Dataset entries
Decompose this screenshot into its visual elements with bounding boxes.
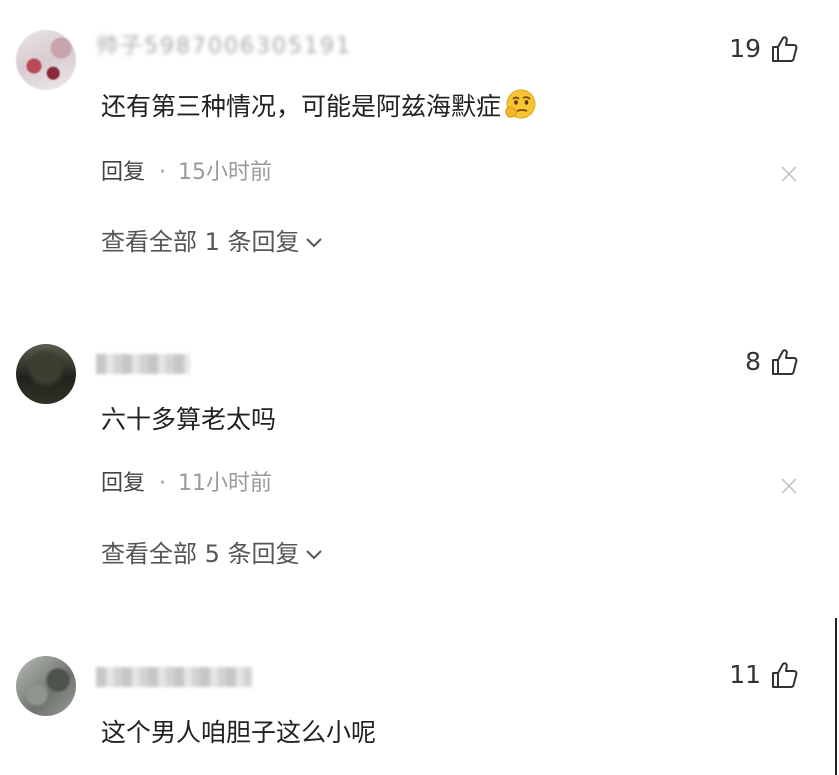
thumbs-up-icon[interactable] <box>769 660 799 690</box>
like-button[interactable]: 19 <box>729 34 799 64</box>
meta-separator: · <box>159 160 167 185</box>
view-replies-label: 查看全部 1 条回复 <box>101 228 300 256</box>
view-replies-label: 查看全部 5 条回复 <box>101 540 300 568</box>
close-icon[interactable] <box>779 476 799 496</box>
like-button[interactable]: 11 <box>729 660 799 690</box>
timestamp: 11小时前 <box>178 471 273 496</box>
username[interactable] <box>96 354 190 374</box>
timestamp: 15小时前 <box>178 160 273 185</box>
avatar[interactable] <box>16 344 76 404</box>
meta-separator: · <box>159 471 167 496</box>
comment-meta: 回复 · 15小时前 <box>101 158 272 188</box>
chevron-down-icon <box>305 550 322 560</box>
avatar[interactable] <box>16 656 76 716</box>
username[interactable] <box>96 667 252 687</box>
username[interactable]: 帅子5987006305191 <box>96 36 352 58</box>
thumbs-up-icon[interactable] <box>769 34 799 64</box>
like-count: 11 <box>729 660 761 689</box>
comment-text: 还有第三种情况，可能是阿兹海默症 <box>101 92 502 121</box>
reply-button[interactable]: 回复 <box>101 158 145 188</box>
like-button[interactable]: 8 <box>745 347 799 377</box>
like-count: 8 <box>745 347 761 376</box>
view-replies-button[interactable]: 查看全部 1 条回复 <box>101 226 324 258</box>
avatar[interactable] <box>16 30 76 90</box>
close-icon[interactable] <box>779 164 799 184</box>
like-count: 19 <box>729 34 761 63</box>
comment-meta: 回复 · 11小时前 <box>101 469 272 499</box>
comment-content: 还有第三种情况，可能是阿兹海默症 <box>101 89 537 125</box>
thinking-face-emoji <box>505 89 536 119</box>
scrollbar[interactable] <box>835 618 837 775</box>
comment-content: 六十多算老太吗 <box>101 405 277 434</box>
view-replies-button[interactable]: 查看全部 5 条回复 <box>101 538 324 570</box>
thumbs-up-icon[interactable] <box>769 347 799 377</box>
chevron-down-icon <box>305 238 322 248</box>
reply-button[interactable]: 回复 <box>101 469 145 499</box>
comment-content: 这个男人咱胆子这么小呢 <box>101 718 377 747</box>
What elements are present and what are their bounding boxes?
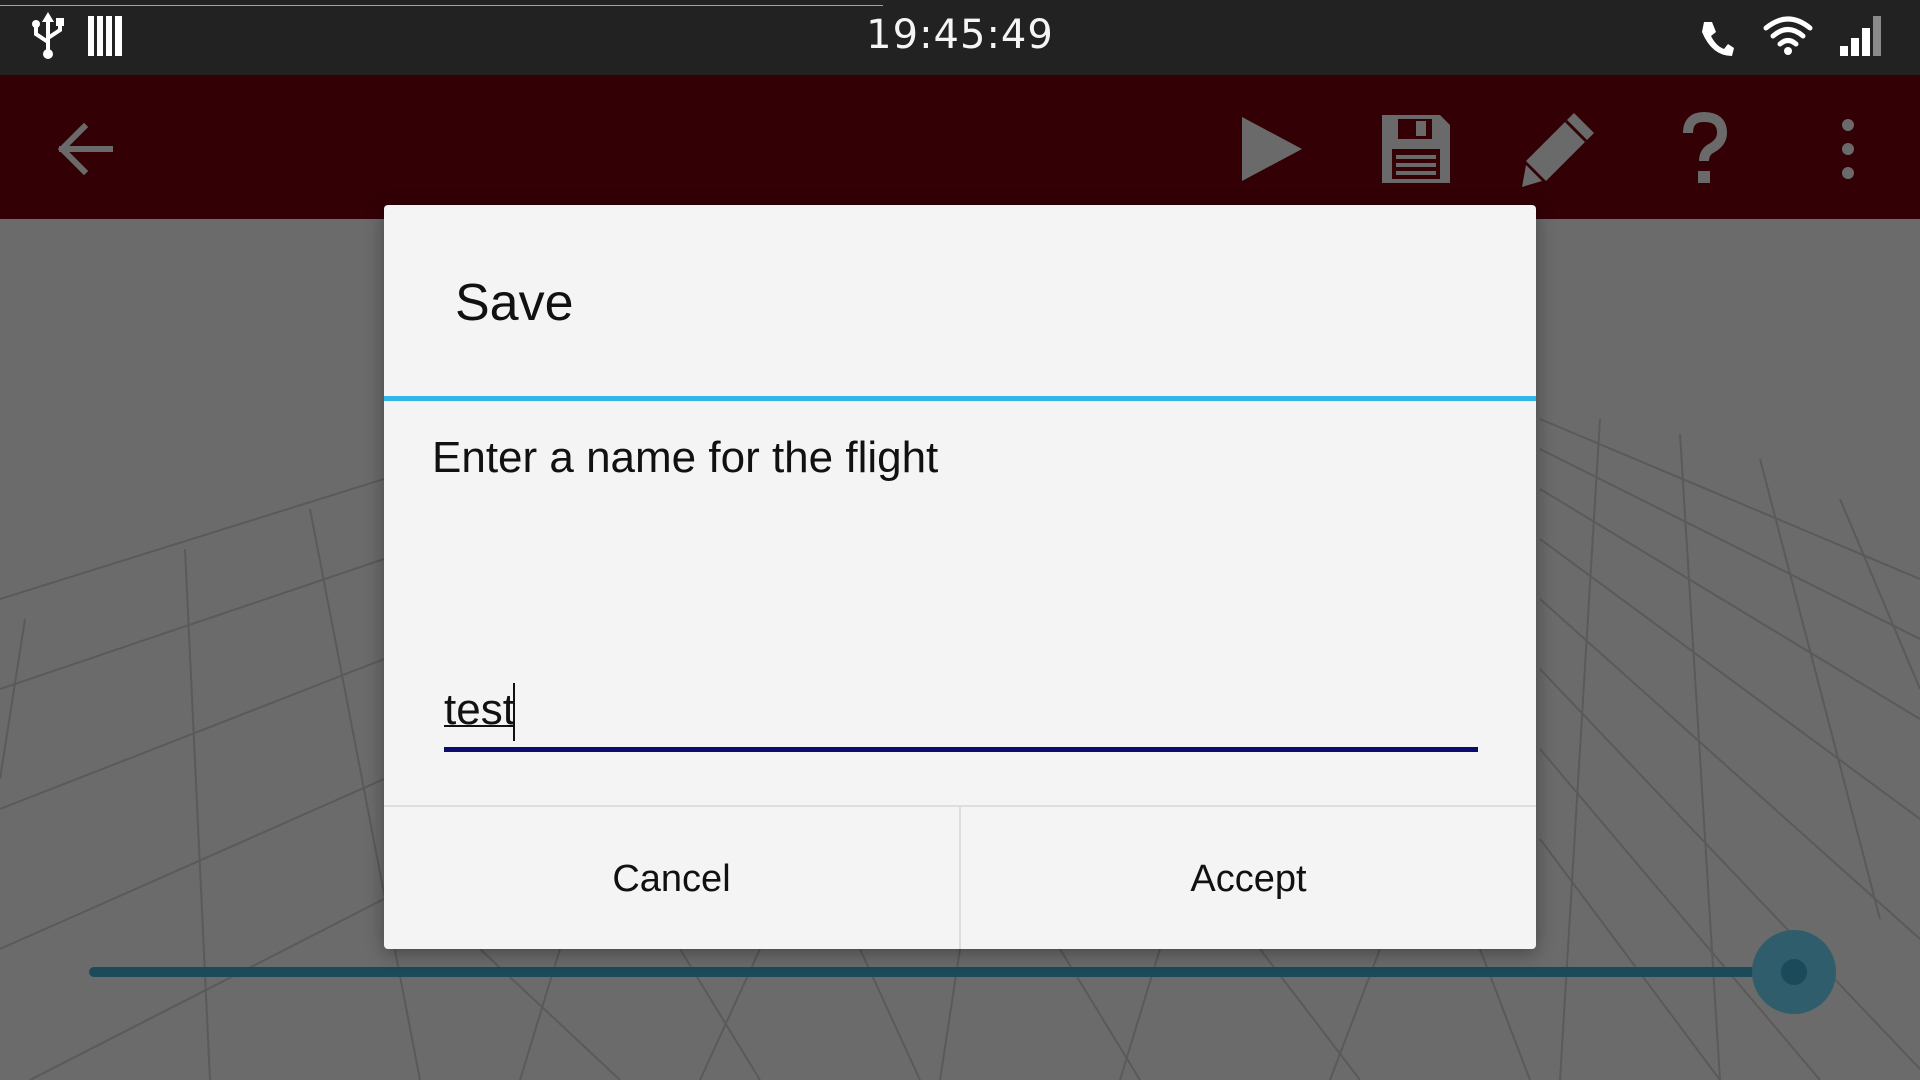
dialog-title: Save: [455, 274, 574, 332]
flight-name-underline: [444, 747, 1478, 752]
play-icon[interactable]: [1232, 109, 1312, 189]
overflow-menu-icon[interactable]: [1808, 109, 1888, 189]
playback-progress-track[interactable]: [89, 967, 1829, 977]
signal-icon: [1838, 14, 1890, 62]
help-icon[interactable]: [1664, 109, 1744, 189]
accept-button[interactable]: Accept: [961, 807, 1536, 949]
status-progress-line: [0, 5, 883, 6]
status-bar: 19:45:49: [0, 0, 1920, 75]
save-dialog: Save Enter a name for the flight Cancel …: [384, 205, 1536, 949]
pencil-icon[interactable]: [1518, 109, 1598, 189]
back-arrow-icon[interactable]: [44, 109, 124, 189]
wifi-icon: [1762, 14, 1814, 60]
action-bar: [0, 75, 1920, 219]
status-clock: 19:45:49: [866, 12, 1054, 58]
dialog-title-divider: [384, 396, 1536, 401]
dialog-button-bar: Cancel Accept: [384, 805, 1536, 949]
cancel-button[interactable]: Cancel: [384, 807, 961, 949]
phone-call-icon: [1698, 18, 1734, 62]
dialog-message: Enter a name for the flight: [432, 433, 939, 482]
playback-progress-thumb[interactable]: [1781, 959, 1808, 985]
text-cursor: [513, 683, 515, 741]
save-icon[interactable]: [1376, 109, 1456, 189]
flight-name-field[interactable]: [444, 655, 1478, 755]
flight-name-input[interactable]: [444, 675, 1474, 745]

TASK BRIEF: Reproduce every line of the dataset entries above verbatim, omitting the pictures.

EXERCISE RESPONSE:
Decompose this screenshot into its visual elements with bounding boxes.
thumbs-up-icon[interactable] <box>769 660 799 690</box>
like-button[interactable]: 19 <box>729 34 799 64</box>
meta-separator: · <box>159 160 167 185</box>
view-replies-label: 查看全部 1 条回复 <box>101 228 300 256</box>
view-replies-label: 查看全部 5 条回复 <box>101 540 300 568</box>
close-icon[interactable] <box>779 476 799 496</box>
like-button[interactable]: 11 <box>729 660 799 690</box>
timestamp: 11小时前 <box>178 471 273 496</box>
username[interactable] <box>96 354 190 374</box>
timestamp: 15小时前 <box>178 160 273 185</box>
avatar[interactable] <box>16 344 76 404</box>
meta-separator: · <box>159 471 167 496</box>
comment-meta: 回复 · 15小时前 <box>101 158 272 188</box>
chevron-down-icon <box>305 550 322 560</box>
avatar[interactable] <box>16 656 76 716</box>
username[interactable] <box>96 667 252 687</box>
username[interactable]: 帅子5987006305191 <box>96 36 352 58</box>
thumbs-up-icon[interactable] <box>769 34 799 64</box>
like-count: 11 <box>729 660 761 689</box>
comment-text: 还有第三种情况，可能是阿兹海默症 <box>101 92 502 121</box>
reply-button[interactable]: 回复 <box>101 158 145 188</box>
like-button[interactable]: 8 <box>745 347 799 377</box>
like-count: 8 <box>745 347 761 376</box>
view-replies-button[interactable]: 查看全部 1 条回复 <box>101 226 324 258</box>
avatar[interactable] <box>16 30 76 90</box>
close-icon[interactable] <box>779 164 799 184</box>
like-count: 19 <box>729 34 761 63</box>
comment-meta: 回复 · 11小时前 <box>101 469 272 499</box>
comment-content: 还有第三种情况，可能是阿兹海默症 <box>101 89 537 125</box>
thinking-face-emoji <box>505 89 536 119</box>
scrollbar[interactable] <box>835 618 837 775</box>
comment-content: 六十多算老太吗 <box>101 405 277 434</box>
view-replies-button[interactable]: 查看全部 5 条回复 <box>101 538 324 570</box>
thumbs-up-icon[interactable] <box>769 347 799 377</box>
chevron-down-icon <box>305 238 322 248</box>
reply-button[interactable]: 回复 <box>101 469 145 499</box>
comment-content: 这个男人咱胆子这么小呢 <box>101 718 377 747</box>
What elements are present and what are their bounding boxes?
dialog-title: Save: [455, 274, 574, 332]
flight-name-underline: [444, 747, 1478, 752]
play-icon[interactable]: [1232, 109, 1312, 189]
overflow-menu-icon[interactable]: [1808, 109, 1888, 189]
playback-progress-track[interactable]: [89, 967, 1829, 977]
signal-icon: [1838, 14, 1890, 62]
help-icon[interactable]: [1664, 109, 1744, 189]
accept-button[interactable]: Accept: [961, 807, 1536, 949]
status-progress-line: [0, 5, 883, 6]
status-bar: 19:45:49: [0, 0, 1920, 75]
save-dialog: Save Enter a name for the flight Cancel …: [384, 205, 1536, 949]
pencil-icon[interactable]: [1518, 109, 1598, 189]
back-arrow-icon[interactable]: [44, 109, 124, 189]
wifi-icon: [1762, 14, 1814, 60]
action-bar: [0, 75, 1920, 219]
status-clock: 19:45:49: [866, 12, 1054, 58]
dialog-title-divider: [384, 396, 1536, 401]
dialog-button-bar: Cancel Accept: [384, 805, 1536, 949]
cancel-button[interactable]: Cancel: [384, 807, 961, 949]
phone-call-icon: [1698, 18, 1734, 62]
dialog-message: Enter a name for the flight: [432, 433, 939, 482]
playback-progress-thumb[interactable]: [1781, 959, 1808, 985]
text-cursor: [513, 683, 515, 741]
save-icon[interactable]: [1376, 109, 1456, 189]
flight-name-field[interactable]: [444, 655, 1478, 755]
flight-name-input[interactable]: [444, 675, 1474, 745]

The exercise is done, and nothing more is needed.